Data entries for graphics
──────────────────────────────

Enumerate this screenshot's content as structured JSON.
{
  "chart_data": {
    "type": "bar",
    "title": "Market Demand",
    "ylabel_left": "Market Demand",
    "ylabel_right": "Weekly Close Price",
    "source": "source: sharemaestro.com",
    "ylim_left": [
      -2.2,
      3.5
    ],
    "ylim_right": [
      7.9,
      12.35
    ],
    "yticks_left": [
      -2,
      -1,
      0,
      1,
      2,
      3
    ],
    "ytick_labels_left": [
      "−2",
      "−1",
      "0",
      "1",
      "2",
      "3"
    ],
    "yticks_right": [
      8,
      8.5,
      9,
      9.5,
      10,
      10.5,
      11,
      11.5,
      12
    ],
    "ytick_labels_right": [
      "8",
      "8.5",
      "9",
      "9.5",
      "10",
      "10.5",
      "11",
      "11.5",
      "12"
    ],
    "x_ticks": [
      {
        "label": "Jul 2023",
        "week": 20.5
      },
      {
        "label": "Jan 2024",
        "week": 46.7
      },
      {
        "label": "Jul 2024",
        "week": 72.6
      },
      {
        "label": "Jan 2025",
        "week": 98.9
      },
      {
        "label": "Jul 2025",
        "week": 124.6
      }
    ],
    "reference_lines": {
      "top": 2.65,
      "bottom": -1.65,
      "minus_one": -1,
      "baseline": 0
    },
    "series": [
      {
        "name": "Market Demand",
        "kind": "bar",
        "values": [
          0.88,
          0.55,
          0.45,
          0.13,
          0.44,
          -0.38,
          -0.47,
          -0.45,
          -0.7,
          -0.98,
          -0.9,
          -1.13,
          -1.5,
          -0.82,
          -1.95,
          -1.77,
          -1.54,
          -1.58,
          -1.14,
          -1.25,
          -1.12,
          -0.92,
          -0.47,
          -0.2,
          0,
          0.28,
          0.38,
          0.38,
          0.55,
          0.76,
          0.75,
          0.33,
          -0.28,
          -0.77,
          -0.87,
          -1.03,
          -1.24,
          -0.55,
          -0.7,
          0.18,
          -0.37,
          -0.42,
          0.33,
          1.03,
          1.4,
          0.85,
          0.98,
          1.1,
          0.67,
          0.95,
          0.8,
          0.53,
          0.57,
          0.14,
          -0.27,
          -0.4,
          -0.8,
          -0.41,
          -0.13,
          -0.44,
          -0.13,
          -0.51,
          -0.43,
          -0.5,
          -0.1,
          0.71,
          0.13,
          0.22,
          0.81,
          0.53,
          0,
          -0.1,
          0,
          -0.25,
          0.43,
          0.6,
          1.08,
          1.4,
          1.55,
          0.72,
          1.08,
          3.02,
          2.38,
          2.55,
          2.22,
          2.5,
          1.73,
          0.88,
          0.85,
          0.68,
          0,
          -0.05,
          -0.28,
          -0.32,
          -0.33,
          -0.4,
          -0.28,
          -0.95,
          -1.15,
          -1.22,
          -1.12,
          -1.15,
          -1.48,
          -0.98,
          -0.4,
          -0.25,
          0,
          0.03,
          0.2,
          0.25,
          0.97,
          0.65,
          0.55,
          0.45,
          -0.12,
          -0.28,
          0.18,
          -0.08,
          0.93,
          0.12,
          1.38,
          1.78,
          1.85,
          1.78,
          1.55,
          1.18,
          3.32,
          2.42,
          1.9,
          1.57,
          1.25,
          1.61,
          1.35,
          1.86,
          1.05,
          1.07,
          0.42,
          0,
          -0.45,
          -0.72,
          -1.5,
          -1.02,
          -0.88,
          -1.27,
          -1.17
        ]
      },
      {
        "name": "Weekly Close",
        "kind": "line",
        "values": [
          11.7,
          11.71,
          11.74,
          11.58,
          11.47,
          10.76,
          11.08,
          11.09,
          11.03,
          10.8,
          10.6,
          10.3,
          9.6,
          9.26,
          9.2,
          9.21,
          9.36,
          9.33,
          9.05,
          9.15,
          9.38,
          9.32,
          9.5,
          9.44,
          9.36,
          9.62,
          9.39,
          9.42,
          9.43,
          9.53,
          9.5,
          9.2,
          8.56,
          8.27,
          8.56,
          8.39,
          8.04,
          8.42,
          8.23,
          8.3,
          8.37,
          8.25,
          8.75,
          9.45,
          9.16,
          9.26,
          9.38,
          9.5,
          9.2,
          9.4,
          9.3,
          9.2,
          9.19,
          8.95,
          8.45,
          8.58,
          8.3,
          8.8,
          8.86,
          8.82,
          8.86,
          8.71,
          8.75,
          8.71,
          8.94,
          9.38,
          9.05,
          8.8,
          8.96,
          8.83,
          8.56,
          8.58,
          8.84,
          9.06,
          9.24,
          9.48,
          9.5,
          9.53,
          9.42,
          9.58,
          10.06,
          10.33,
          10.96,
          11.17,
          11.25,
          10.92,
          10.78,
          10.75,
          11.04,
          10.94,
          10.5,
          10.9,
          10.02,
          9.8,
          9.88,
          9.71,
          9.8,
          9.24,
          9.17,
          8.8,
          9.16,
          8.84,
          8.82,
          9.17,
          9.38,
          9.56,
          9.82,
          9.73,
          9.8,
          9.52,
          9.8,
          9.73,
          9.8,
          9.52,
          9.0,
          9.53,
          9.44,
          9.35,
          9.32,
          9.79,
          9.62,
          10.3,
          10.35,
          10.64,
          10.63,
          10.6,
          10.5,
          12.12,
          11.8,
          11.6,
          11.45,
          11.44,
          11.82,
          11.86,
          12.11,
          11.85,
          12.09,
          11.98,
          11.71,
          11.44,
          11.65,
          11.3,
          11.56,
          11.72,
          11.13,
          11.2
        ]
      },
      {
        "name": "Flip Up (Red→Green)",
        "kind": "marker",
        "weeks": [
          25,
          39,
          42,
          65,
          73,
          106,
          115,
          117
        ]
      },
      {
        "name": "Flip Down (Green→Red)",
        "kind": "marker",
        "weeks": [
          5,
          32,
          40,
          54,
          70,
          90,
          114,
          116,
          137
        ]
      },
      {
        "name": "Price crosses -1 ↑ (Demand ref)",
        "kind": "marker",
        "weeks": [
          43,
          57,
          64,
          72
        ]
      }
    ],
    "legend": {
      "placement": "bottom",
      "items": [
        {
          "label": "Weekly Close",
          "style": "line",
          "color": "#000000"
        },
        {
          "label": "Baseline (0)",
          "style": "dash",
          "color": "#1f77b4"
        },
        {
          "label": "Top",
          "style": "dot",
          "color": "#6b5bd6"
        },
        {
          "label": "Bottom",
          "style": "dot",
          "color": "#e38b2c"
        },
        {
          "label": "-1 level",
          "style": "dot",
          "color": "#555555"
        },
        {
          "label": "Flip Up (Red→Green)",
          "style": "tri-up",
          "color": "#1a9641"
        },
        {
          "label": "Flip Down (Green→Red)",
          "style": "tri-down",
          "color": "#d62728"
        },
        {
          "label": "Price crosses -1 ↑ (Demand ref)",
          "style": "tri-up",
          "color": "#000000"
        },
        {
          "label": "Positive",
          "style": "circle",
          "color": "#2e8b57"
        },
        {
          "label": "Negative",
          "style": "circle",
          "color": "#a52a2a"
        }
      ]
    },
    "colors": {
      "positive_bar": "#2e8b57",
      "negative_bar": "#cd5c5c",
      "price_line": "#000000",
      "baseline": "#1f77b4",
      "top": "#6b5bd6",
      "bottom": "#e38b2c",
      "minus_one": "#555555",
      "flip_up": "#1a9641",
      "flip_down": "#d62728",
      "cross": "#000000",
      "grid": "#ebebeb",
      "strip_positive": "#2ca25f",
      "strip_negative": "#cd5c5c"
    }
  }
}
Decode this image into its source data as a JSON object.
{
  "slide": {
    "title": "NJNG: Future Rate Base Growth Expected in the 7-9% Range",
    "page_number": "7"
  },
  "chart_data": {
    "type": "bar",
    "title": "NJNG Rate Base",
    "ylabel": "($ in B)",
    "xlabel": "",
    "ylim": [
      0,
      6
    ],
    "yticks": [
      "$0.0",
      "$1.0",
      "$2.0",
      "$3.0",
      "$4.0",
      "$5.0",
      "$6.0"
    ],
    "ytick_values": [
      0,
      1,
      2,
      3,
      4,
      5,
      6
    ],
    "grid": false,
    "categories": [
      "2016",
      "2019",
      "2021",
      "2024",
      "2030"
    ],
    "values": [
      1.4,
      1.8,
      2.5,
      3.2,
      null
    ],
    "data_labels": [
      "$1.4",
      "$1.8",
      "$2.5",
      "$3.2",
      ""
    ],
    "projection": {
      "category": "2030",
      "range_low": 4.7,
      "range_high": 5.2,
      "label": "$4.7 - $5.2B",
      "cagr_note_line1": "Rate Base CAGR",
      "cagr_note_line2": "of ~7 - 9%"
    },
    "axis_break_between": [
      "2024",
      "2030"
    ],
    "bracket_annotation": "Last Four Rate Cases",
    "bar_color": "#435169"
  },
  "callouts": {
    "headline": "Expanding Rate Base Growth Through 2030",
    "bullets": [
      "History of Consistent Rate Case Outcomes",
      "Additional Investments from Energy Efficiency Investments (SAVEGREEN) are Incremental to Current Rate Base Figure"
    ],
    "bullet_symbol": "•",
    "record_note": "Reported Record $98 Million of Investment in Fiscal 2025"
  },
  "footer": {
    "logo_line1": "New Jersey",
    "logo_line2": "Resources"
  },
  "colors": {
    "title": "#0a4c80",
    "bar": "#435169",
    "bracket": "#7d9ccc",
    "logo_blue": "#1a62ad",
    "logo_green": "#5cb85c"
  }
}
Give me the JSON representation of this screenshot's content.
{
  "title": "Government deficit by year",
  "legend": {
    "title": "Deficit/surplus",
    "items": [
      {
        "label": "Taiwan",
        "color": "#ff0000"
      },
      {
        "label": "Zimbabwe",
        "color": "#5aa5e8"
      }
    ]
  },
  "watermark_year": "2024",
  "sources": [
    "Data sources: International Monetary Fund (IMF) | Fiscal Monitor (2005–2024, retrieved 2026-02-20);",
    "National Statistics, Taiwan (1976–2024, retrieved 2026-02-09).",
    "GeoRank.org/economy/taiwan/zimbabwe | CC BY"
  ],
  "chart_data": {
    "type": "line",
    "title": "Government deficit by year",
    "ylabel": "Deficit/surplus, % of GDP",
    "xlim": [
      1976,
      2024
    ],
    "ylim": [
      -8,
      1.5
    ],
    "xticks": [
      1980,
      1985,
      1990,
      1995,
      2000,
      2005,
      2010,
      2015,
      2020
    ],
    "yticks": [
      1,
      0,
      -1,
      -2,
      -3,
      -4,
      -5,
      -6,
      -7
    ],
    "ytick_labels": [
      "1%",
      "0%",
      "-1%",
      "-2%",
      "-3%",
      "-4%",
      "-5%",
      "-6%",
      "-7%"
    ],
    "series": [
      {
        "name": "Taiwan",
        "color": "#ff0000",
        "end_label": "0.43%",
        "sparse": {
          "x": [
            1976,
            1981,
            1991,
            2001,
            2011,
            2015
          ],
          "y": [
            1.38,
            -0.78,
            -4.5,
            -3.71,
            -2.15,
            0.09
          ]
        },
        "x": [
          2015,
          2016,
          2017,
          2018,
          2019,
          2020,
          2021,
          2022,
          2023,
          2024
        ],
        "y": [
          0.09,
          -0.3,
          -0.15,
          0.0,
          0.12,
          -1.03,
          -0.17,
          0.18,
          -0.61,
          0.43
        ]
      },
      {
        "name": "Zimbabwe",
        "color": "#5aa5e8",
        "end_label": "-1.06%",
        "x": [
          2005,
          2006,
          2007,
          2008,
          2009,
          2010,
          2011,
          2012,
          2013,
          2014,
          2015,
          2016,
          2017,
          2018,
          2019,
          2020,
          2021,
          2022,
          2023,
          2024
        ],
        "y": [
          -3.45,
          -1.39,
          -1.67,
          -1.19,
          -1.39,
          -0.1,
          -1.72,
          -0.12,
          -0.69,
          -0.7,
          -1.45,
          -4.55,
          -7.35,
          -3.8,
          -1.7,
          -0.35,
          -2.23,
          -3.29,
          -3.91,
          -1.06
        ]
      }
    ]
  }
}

──────────────────────────────

**Written problem:** Gather each line of the listing containing the word "Demand" and show it.

**Solution to the exercise:**
    "title": "Market Demand",
    "ylabel_left": "Market Demand",
        "name": "Market Demand",
        "name": "Price crosses -1 ↑ (Demand ref)",
          "label": "Price crosses -1 ↑ (Demand ref)",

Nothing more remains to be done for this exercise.